= 练习说明 =
请从下方讲Jni在hadoop上使用的文本中，一字不差地抄录从含有“首先，在动态库.so的jav”的词句开始、到“a fake segmenter.”结束的那一段。

= 文本节选 =
【java学习】Jni在hadoop上的使用（下）

最新推荐文章于 2023-10-25 12:56:00 发布

xceman1997

最新推荐文章于 2023-10-25 12:56:00 发布

阅读量1.9k

点赞数

分类专栏： hadoop c/c++ Java

本文链接：https://blog.csdn.net/xceman1997/article/details/8270774

版权

c/c++ 同时被 3 个专栏收录

25 篇文章 0 订阅

订阅专栏

Java

18 篇文章 0 订阅

订阅专栏

hadoop

15 篇文章 0 订阅

订阅专栏

有了前两篇博文的铺垫，这一篇，进入“阶段三”，即在hadoop中调用.so动态库，在动态库中读取文件。

其实苦头都在前面吃了，这部分相对很顺利。

首先，在动态库.so的java wrapper中增加一个函数接口Init，用来load词典文件：

package FakeSegmentForJni;

/**
 * 
 * This class is for verifying the jni technology. It's a fake segmenter.
 * The only user is its function interface.

= 所示记录 =

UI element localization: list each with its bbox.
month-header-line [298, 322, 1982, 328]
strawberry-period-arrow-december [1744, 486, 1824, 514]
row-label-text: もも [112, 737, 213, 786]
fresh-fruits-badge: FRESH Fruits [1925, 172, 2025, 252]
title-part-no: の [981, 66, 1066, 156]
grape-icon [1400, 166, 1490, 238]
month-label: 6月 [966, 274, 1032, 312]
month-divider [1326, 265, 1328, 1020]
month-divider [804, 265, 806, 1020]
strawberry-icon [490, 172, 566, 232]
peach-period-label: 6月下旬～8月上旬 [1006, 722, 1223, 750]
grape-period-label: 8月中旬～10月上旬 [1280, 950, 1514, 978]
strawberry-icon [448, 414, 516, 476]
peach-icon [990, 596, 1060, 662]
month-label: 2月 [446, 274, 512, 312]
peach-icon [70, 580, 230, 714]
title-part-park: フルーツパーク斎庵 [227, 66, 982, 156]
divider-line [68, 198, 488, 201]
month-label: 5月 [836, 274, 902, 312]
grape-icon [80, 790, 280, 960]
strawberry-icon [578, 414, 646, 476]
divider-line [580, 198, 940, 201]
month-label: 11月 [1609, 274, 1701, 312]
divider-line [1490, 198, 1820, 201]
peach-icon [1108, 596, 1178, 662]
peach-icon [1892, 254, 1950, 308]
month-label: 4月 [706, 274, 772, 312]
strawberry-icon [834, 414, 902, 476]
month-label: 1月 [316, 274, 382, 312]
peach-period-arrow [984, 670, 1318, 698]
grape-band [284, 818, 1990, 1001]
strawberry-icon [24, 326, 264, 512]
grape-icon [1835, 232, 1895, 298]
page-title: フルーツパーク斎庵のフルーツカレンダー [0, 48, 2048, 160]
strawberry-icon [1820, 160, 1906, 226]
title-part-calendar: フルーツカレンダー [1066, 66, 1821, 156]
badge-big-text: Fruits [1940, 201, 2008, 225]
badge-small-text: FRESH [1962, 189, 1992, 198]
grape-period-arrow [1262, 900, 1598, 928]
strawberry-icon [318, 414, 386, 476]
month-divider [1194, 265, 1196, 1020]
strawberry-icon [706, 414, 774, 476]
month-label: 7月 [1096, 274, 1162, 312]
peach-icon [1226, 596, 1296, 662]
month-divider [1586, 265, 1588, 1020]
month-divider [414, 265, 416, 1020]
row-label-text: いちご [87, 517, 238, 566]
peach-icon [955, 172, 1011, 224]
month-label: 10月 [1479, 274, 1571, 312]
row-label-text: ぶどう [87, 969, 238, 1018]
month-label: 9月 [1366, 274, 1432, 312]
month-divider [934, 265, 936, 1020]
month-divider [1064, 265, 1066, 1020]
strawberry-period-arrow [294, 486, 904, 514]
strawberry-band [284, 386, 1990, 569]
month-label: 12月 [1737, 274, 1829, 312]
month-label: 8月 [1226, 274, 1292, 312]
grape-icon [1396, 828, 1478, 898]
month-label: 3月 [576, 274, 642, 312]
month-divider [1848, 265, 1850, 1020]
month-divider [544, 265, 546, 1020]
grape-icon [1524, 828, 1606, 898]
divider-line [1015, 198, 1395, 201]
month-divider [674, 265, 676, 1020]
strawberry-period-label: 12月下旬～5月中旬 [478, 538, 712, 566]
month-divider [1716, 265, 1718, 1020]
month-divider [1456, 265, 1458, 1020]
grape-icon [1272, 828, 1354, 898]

= 任务答案 =
首先，在动态库.so的java wrapper中增加一个函数接口Init，用来load词典文件：

package FakeSegmentForJni;

/**
 * 
 * This class is for verifying the jni technology. It's a fake segmenter.